"""

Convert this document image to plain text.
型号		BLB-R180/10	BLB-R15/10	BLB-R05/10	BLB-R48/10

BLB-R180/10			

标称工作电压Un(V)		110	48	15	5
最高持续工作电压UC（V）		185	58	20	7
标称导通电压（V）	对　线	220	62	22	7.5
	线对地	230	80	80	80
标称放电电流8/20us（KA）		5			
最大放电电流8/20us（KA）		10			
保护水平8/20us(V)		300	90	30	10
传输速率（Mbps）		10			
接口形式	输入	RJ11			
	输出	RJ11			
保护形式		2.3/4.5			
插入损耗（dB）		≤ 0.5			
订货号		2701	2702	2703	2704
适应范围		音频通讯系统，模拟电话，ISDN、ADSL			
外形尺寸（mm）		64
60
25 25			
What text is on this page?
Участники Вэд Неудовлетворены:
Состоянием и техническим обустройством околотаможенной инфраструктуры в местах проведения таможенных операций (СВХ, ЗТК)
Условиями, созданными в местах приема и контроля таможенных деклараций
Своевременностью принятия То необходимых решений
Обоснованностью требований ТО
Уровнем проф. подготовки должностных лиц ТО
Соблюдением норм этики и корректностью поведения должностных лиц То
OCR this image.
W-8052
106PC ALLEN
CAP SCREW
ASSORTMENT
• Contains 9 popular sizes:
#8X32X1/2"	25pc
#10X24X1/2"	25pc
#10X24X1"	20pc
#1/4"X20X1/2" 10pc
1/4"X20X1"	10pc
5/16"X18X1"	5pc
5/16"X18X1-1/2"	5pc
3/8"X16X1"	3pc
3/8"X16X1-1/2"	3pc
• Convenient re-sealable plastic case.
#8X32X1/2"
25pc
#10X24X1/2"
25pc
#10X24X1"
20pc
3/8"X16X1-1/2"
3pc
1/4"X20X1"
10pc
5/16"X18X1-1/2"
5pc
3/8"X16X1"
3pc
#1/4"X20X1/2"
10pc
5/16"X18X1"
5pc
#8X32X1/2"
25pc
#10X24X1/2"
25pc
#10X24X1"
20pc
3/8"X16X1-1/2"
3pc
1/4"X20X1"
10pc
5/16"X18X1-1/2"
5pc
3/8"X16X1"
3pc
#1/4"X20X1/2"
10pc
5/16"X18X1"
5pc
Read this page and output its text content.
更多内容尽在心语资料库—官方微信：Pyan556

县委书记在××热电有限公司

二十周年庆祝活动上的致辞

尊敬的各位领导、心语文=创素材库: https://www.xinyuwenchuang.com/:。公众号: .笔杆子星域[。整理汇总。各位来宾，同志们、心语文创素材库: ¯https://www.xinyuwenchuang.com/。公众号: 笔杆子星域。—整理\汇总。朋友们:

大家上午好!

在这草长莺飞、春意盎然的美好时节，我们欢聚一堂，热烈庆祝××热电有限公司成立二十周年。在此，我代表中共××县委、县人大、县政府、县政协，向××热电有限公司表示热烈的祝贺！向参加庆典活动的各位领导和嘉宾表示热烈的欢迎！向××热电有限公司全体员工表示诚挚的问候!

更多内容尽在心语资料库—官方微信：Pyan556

"""

> Exercise:
Reproduce each line from the records that contains the word "таможенных".

> Reply:
Состоянием и техническим обустройством околотаможенной инфраструктуры в местах проведения таможенных операций (СВХ, ЗТК)
Условиями, созданными в местах приема и контроля таможенных деклараций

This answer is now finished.